Materials provided

------------------------------

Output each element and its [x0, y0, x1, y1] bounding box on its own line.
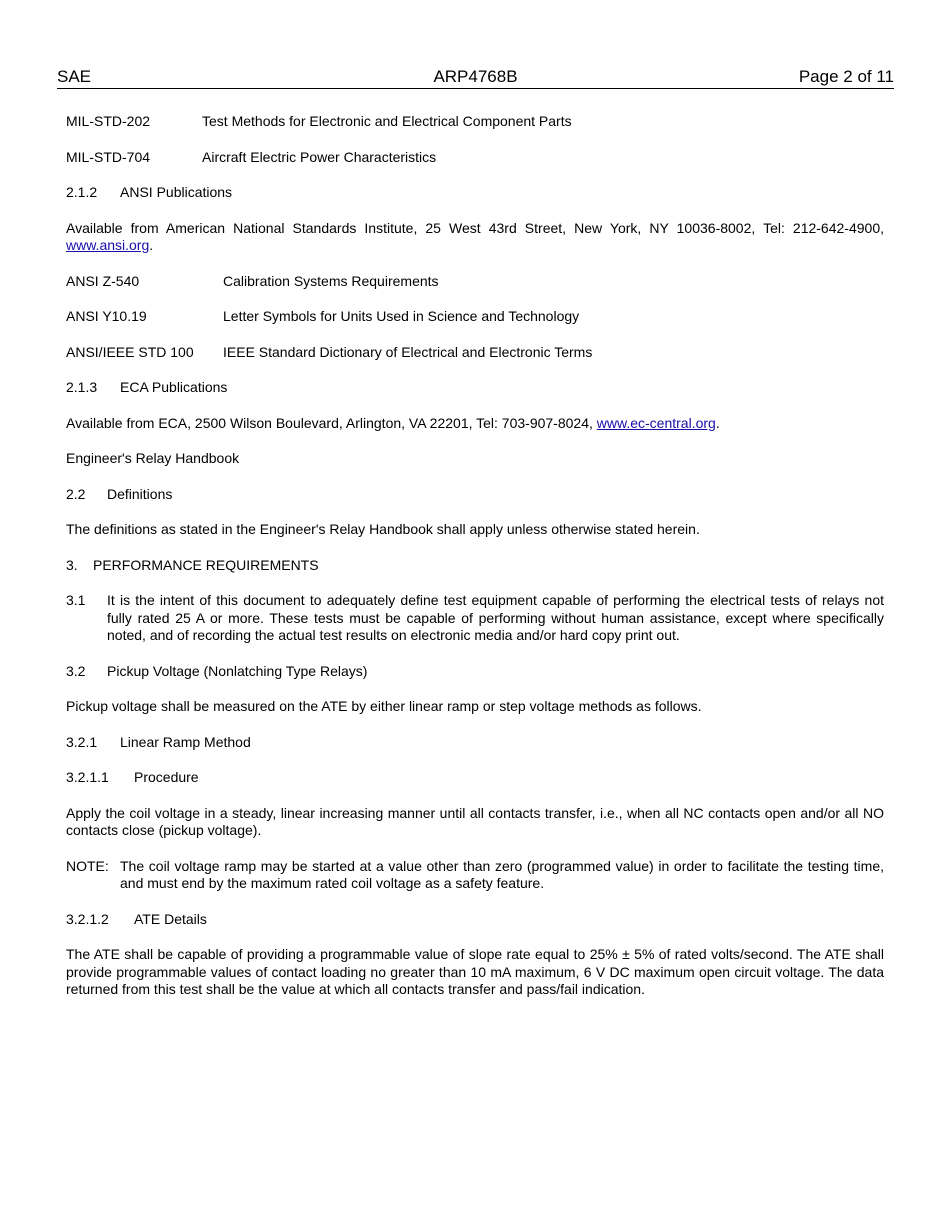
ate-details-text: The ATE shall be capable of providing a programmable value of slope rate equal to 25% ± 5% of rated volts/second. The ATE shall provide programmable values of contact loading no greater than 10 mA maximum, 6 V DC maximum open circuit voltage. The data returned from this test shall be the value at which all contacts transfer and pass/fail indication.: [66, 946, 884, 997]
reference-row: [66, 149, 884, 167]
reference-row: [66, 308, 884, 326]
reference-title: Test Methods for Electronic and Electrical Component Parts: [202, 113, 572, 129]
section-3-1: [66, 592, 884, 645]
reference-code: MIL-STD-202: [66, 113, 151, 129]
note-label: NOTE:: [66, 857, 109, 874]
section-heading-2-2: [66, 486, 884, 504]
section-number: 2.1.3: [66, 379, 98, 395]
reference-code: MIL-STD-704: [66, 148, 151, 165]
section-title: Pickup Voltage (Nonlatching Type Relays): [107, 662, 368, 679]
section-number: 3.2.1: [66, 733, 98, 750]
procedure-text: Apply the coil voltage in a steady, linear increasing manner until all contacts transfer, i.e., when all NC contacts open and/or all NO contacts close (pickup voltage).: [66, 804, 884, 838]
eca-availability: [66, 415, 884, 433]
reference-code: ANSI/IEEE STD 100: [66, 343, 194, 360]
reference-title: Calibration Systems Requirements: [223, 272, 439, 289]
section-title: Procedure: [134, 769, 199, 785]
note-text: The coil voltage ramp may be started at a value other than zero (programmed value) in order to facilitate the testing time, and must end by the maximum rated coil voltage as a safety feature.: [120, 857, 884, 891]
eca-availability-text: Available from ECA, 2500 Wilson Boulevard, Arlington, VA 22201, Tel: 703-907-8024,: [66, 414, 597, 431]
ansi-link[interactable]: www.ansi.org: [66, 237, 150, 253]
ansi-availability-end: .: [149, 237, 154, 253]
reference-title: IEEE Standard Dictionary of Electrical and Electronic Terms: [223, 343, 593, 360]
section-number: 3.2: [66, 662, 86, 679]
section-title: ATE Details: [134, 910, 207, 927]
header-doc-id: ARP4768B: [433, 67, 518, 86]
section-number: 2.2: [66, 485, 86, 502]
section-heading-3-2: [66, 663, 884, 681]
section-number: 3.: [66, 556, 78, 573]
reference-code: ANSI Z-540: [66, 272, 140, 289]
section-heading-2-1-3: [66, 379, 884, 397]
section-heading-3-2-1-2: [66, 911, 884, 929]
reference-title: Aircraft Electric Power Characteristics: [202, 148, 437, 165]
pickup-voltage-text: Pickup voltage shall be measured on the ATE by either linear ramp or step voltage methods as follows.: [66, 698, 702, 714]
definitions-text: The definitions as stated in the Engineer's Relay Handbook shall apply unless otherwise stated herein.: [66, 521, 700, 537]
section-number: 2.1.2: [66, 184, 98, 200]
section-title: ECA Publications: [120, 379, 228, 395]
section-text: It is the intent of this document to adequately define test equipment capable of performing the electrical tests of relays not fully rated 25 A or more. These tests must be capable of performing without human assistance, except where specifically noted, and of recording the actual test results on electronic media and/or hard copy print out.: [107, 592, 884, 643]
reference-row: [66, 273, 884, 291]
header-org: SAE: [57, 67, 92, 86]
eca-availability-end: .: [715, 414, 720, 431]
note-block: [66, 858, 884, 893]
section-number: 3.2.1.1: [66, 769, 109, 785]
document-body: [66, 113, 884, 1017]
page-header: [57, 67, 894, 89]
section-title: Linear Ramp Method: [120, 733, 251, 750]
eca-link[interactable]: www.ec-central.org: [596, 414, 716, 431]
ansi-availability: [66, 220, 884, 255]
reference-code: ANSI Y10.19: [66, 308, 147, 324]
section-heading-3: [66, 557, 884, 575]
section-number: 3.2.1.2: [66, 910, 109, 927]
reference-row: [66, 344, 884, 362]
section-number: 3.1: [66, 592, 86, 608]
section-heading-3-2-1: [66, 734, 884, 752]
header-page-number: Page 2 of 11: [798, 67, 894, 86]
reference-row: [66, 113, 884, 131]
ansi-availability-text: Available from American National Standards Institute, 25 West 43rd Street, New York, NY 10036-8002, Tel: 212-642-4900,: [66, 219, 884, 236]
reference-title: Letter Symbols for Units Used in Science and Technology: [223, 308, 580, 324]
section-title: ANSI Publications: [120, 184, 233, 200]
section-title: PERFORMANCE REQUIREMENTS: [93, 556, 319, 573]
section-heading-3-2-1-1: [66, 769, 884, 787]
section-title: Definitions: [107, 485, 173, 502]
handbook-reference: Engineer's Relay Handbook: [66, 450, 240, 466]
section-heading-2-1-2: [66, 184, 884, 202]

------------------------------

Stated goal
Recast the items from the line containing "ate-details-text: The ATE" through the line containing "reference-title: Test Methods" as a numbered list, omitting any blank lines.

Result
1. ate-details-text: The ATE shall be capable of providing a programmable value of slope rate equal to 25% ± 5% of rated volts/second. The ATE shall provide programmable values of contact loading no greater than 10 mA maximum, 6 V DC maximum open circuit voltage. The data returned from this test shall be the value at which all contacts transfer and pass/fail indication.: [66, 946, 884, 997]
2. reference-row: [66, 149, 884, 167]
3. reference-row: [66, 308, 884, 326]
4. reference-title: Test Methods for Electronic and Electrical Component Parts: [202, 113, 572, 129]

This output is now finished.